Collect all lines below with the string "subject".

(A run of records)
================

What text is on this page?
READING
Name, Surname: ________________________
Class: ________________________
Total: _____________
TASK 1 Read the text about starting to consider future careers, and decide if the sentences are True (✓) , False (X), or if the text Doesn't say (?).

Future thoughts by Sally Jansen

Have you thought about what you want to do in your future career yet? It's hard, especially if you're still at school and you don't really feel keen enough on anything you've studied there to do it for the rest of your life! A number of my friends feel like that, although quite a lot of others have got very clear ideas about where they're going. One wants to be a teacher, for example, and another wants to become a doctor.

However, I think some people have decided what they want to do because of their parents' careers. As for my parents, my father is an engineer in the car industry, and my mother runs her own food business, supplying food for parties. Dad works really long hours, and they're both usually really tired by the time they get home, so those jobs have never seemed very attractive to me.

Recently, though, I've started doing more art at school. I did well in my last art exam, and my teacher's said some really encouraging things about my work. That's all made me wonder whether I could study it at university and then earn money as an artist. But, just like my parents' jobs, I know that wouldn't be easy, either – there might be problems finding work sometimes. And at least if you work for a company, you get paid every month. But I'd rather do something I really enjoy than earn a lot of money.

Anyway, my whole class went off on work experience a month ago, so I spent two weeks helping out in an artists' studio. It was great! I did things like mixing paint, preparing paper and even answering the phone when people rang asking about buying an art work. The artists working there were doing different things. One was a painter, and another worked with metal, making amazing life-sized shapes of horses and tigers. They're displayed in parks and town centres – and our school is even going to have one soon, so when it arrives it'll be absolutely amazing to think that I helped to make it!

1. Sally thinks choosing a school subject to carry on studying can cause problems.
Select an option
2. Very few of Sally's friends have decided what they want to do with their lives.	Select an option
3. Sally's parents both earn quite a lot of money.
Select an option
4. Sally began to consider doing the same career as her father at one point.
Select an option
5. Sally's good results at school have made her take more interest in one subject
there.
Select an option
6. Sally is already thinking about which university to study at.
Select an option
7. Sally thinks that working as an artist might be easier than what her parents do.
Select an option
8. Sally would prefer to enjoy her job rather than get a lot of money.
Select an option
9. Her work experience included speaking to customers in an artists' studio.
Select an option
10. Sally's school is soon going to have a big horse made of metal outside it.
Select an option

================

» Problem solution:
1. Sally thinks choosing a school subject to carry on studying can cause problems.
5. Sally's good results at school have made her take more interest in one subject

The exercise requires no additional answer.